● Prompt: Would you set down every entry shown below, precisely as written?

● Material shown:
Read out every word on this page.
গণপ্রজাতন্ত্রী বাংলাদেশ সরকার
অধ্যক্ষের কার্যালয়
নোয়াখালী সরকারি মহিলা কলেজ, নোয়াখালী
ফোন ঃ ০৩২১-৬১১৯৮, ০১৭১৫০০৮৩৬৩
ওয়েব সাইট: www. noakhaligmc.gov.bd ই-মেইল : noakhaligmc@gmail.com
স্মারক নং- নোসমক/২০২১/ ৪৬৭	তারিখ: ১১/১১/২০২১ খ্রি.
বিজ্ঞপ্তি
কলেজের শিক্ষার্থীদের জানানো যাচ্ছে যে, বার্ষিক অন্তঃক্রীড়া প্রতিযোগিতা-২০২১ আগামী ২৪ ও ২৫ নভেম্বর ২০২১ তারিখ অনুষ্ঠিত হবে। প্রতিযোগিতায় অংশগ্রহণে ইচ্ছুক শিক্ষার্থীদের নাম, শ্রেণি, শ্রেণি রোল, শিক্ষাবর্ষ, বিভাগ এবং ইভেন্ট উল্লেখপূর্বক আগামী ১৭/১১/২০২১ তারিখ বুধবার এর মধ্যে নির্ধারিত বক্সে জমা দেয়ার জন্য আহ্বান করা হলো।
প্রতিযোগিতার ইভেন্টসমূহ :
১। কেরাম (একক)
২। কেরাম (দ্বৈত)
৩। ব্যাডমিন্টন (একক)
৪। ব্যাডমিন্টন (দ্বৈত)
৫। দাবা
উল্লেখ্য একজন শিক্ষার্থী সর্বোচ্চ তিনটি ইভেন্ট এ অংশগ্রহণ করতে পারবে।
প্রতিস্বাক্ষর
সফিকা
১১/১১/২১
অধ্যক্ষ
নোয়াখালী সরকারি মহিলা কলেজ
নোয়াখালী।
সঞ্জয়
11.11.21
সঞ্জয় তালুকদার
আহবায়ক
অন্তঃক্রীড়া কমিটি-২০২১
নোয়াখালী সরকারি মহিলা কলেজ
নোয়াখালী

● Correct output:
Read out every word on this page.
গণপ্রজাতন্ত্রী বাংলাদেশ সরকার
অধ্যক্ষের কার্যালয়
নোয়াখালী সরকারি মহিলা কলেজ, নোয়াখালী
ফোন ঃ ০৩২১-৬১১৯৮, ০১৭১৫০০৮৩৬৩
ওয়েব সাইট: www. noakhaligmc.gov.bd ই-মেইল : noakhaligmc@gmail.com
স্মারক নং- নোসমক/২০২১/ ৪৬৭	তারিখ: ১১/১১/২০২১ খ্রি.
বিজ্ঞপ্তি
কলেজের শিক্ষার্থীদের জানানো যাচ্ছে যে, বার্ষিক অন্তঃক্রীড়া প্রতিযোগিতা-২০২১ আগামী ২৪ ও ২৫ নভেম্বর ২০২১ তারিখ অনুষ্ঠিত হবে। প্রতিযোগিতায় অংশগ্রহণে ইচ্ছুক শিক্ষার্থীদের নাম, শ্রেণি, শ্রেণি রোল, শিক্ষাবর্ষ, বিভাগ এবং ইভেন্ট উল্লেখপূর্বক আগামী ১৭/১১/২০২১ তারিখ বুধবার এর মধ্যে নির্ধারিত বক্সে জমা দেয়ার জন্য আহ্বান করা হলো।
প্রতিযোগিতার ইভেন্টসমূহ :
১। কেরাম (একক)
২। কেরাম (দ্বৈত)
৩। ব্যাডমিন্টন (একক)
৪। ব্যাডমিন্টন (দ্বৈত)
৫। দাবা
উল্লেখ্য একজন শিক্ষার্থী সর্বোচ্চ তিনটি ইভেন্ট এ অংশগ্রহণ করতে পারবে।
প্রতিস্বাক্ষর
সফিকা
১১/১১/২১
অধ্যক্ষ
নোয়াখালী সরকারি মহিলা কলেজ
নোয়াখালী।
সঞ্জয়
11.11.21
সঞ্জয় তালুকদার
আহবায়ক
অন্তঃক্রীড়া কমিটি-২০২১
নোয়াখালী সরকারি মহিলা কলেজ
নোয়াখালী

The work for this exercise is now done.